▸ PROMPT 1
Update the stretch of rows from the start of the rows through the line that contains "The second substrate 36 is at (593, 290).": change "sectional view" to "cross-sectional view", and return those lines with everything else left as it is.

▸ DOCUMENT
# Tweet Analysis (WIP)

##### Analyze correlation between log-likelihood score and reactions to each tweet

In [None]:
from __future__ import annotations

import os
import subprocess
from dataclasses import dataclass

import tweepy
from dotenv import load_dotenv
import numpy as np
import pandas as pd
import plotly.graph_objects as go
from plotly.subplots import make_subplots

load_dotenv()

@dataclass
class AuthenticationInfo:
    api_key: str = "",
    api_secret_key: str = "",
    bearer_token: str = "",
    access_token: str = "",
    access_token_secret: str = "",

In [None]:
auth_info = AuthenticationInfo(
    api_key=os.getenv("API_KEY"),
    api_secret_key=os.getenv("API_SECRET_KEY"),
    bearer_token=os.getenv("BEARER_TOKEN"),
)

client = tweepy.Client(
    consumer_key=auth_info.api_key,
    consumer_secret=auth_info.api_secret_key,
    bearer_token=auth_info.bearer_token,
)

In [None]:
def get_tweets_for_eval(client: tweepy.Client, user_name: str, user_id: str | None = None, limit: int = 200) -> pd.DataFrame:

    if user_id is None:
        user_id = client.get_user(username=user_name).data["id"]
    
    tweets = dict(
        tweet_id=[],
        text=[],
        score=[],
        n_likes=[],
        n_retweets=[],
    )

▸ PROMPT 2
Repeat the tweet analysis notebook above in full, word for word.

Items listed in a dataset
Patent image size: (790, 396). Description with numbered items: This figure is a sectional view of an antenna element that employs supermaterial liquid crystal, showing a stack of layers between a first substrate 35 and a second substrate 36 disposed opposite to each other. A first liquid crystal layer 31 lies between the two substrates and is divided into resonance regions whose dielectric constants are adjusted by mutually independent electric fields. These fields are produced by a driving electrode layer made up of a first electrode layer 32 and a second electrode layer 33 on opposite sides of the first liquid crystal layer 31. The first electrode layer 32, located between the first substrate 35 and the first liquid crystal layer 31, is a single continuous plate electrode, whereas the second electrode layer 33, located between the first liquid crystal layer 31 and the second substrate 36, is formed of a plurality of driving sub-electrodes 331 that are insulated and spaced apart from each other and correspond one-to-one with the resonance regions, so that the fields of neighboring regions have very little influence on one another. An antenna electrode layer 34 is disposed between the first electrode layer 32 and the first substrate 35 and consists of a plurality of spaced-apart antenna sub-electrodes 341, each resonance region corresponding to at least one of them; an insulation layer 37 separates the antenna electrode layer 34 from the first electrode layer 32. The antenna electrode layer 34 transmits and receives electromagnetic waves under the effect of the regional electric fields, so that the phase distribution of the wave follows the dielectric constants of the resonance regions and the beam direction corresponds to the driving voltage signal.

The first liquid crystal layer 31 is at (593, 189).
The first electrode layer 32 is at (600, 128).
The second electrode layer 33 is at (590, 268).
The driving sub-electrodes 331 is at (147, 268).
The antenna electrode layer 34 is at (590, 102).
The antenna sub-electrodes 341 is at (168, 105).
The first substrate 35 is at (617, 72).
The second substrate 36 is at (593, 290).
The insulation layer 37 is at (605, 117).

▸ EXPECTED ANSWER 1
Patent image size: (790, 396). Description with numbered items: This figure is a cross-sectional view of an antenna element that employs supermaterial liquid crystal, showing a stack of layers between a first substrate 35 and a second substrate 36 disposed opposite to each other. A first liquid crystal layer 31 lies between the two substrates and is divided into resonance regions whose dielectric constants are adjusted by mutually independent electric fields. These fields are produced by a driving electrode layer made up of a first electrode layer 32 and a second electrode layer 33 on opposite sides of the first liquid crystal layer 31. The first electrode layer 32, located between the first substrate 35 and the first liquid crystal layer 31, is a single continuous plate electrode, whereas the second electrode layer 33, located between the first liquid crystal layer 31 and the second substrate 36, is formed of a plurality of driving sub-electrodes 331 that are insulated and spaced apart from each other and correspond one-to-one with the resonance regions, so that the fields of neighboring regions have very little influence on one another. An antenna electrode layer 34 is disposed between the first electrode layer 32 and the first substrate 35 and consists of a plurality of spaced-apart antenna sub-electrodes 341, each resonance region corresponding to at least one of them; an insulation layer 37 separates the antenna electrode layer 34 from the first electrode layer 32. The antenna electrode layer 34 transmits and receives electromagnetic waves under the effect of the regional electric fields, so that the phase distribution of the wave follows the dielectric constants of the resonance regions and the beam direction corresponds to the driving voltage signal.

The first liquid crystal layer 31 is at (593, 189).
The first electrode layer 32 is at (600, 128).
The second electrode layer 33 is at (590, 268).
The driving sub-electrodes 331 is at (147, 268).
The antenna electrode layer 34 is at (590, 102).
The antenna sub-electrodes 341 is at (168, 105).
The first substrate 35 is at (617, 72).
The second substrate 36 is at (593, 290).

▸ EXPECTED ANSWER 2
# Tweet Analysis (WIP)

##### Analyze correlation between log-likelihood score and reactions to each tweet

In [None]:
from __future__ import annotations

import os
import subprocess
from dataclasses import dataclass

import tweepy
from dotenv import load_dotenv
import numpy as np
import pandas as pd
import plotly.graph_objects as go
from plotly.subplots import make_subplots

load_dotenv()

@dataclass
class AuthenticationInfo:
    api_key: str = "",
    api_secret_key: str = "",
    bearer_token: str = "",
    access_token: str = "",
    access_token_secret: str = "",

In [None]:
auth_info = AuthenticationInfo(
    api_key=os.getenv("API_KEY"),
    api_secret_key=os.getenv("API_SECRET_KEY"),
    bearer_token=os.getenv("BEARER_TOKEN"),
)

client = tweepy.Client(
    consumer_key=auth_info.api_key,
    consumer_secret=auth_info.api_secret_key,
    bearer_token=auth_info.bearer_token,
)

In [None]:
def get_tweets_for_eval(client: tweepy.Client, user_name: str, user_id: str | None = None, limit: int = 200) -> pd.DataFrame:

    if user_id is None:
        user_id = client.get_user(username=user_name).data["id"]
    
    tweets = dict(
        tweet_id=[],
        text=[],
        score=[],
        n_likes=[],
        n_retweets=[],
    )